Task description: Pull each line holding the word "Dimer" from the data.

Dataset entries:
------------------------------------------------------------------------
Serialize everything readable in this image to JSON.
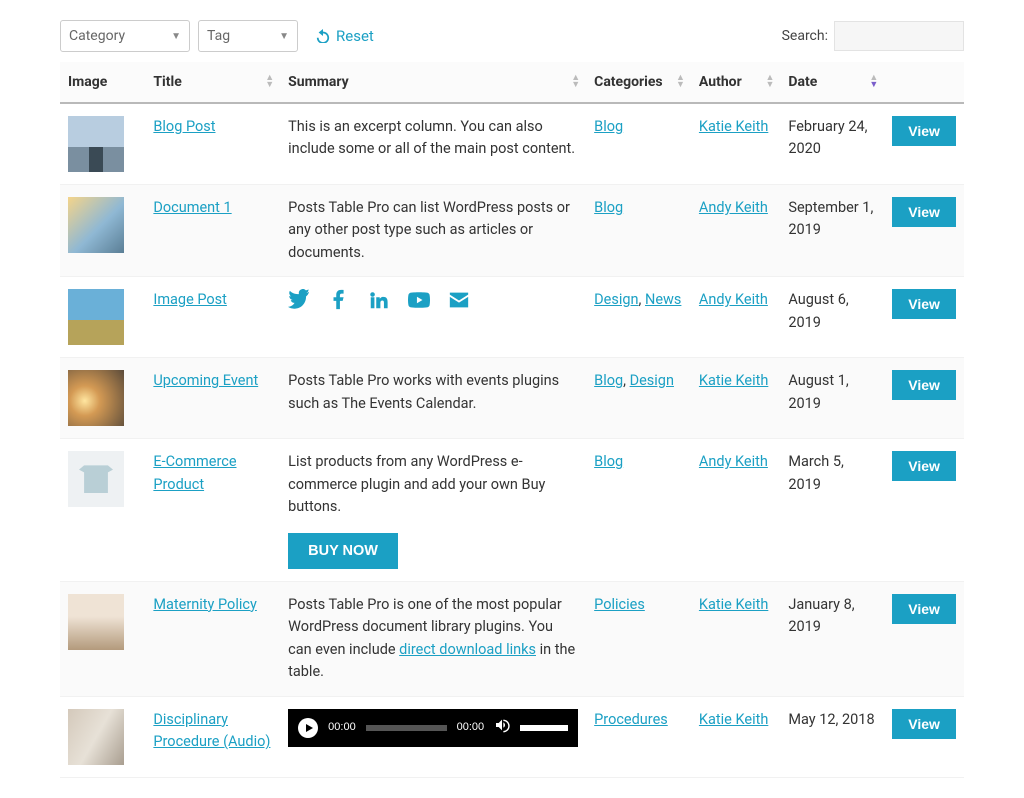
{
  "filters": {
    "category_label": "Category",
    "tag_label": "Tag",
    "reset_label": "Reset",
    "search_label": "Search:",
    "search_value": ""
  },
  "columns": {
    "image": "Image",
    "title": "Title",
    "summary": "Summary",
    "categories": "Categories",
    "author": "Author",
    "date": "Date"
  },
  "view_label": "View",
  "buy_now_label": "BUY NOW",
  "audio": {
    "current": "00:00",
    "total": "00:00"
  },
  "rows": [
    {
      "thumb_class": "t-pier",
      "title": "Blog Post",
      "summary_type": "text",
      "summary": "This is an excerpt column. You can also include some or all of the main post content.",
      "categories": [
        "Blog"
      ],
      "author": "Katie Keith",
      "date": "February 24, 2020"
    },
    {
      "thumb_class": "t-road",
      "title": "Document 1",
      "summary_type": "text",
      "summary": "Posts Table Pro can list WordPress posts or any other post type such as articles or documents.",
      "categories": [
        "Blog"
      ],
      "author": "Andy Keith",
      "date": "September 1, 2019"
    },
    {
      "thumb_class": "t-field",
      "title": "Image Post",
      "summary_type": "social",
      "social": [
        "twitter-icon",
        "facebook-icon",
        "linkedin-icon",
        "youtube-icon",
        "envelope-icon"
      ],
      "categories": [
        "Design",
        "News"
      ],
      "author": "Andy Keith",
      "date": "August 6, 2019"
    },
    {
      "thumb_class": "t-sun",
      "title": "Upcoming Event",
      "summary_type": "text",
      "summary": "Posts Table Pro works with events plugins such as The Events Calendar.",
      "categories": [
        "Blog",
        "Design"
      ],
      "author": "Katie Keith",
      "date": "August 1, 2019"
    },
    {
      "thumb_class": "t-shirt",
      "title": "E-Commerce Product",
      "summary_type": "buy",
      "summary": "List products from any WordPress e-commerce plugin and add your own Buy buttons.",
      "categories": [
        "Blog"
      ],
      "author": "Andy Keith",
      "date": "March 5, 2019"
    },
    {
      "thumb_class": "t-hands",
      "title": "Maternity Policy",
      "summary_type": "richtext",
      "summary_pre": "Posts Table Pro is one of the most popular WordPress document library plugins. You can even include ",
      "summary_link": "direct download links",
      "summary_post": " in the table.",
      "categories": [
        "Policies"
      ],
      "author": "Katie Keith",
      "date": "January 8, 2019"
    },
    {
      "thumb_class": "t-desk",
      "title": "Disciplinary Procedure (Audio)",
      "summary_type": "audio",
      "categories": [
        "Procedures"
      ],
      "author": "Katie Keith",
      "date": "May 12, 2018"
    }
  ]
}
------------------------------------------------------------------------
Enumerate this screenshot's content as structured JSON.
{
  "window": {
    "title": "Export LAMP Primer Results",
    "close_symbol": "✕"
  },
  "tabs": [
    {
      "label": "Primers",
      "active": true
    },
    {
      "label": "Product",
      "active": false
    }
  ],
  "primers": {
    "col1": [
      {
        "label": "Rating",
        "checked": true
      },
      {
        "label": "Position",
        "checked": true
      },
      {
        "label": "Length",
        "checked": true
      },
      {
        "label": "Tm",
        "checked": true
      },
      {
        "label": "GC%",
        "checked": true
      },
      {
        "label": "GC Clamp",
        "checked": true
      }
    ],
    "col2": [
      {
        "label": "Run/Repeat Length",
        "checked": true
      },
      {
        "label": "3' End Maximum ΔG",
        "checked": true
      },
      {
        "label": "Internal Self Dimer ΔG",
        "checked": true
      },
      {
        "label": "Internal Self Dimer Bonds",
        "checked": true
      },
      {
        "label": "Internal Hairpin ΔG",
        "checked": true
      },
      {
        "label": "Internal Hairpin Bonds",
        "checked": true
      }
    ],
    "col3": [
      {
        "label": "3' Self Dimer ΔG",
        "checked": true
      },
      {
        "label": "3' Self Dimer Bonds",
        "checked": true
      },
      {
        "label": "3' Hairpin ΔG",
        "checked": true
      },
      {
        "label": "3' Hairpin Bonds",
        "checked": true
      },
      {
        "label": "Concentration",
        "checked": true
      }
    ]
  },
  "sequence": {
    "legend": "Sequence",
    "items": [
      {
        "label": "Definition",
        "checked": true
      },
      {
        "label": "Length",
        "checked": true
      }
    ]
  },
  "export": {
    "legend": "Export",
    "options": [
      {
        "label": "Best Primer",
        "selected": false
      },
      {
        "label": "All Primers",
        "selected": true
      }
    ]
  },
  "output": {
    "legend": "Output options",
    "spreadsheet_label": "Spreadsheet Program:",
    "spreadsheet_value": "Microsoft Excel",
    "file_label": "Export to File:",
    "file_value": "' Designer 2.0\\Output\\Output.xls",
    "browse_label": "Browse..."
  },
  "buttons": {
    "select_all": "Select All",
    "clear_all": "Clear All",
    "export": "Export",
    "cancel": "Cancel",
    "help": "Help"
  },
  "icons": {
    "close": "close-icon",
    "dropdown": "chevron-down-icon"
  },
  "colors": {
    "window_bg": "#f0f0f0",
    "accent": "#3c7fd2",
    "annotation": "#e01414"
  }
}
------------------------------------------------------------------------
Exercise answer:
        "label": "Internal Self Dimer ΔG",
        "label": "Internal Self Dimer Bonds",
        "label": "3' Self Dimer ΔG",
        "label": "3' Self Dimer Bonds",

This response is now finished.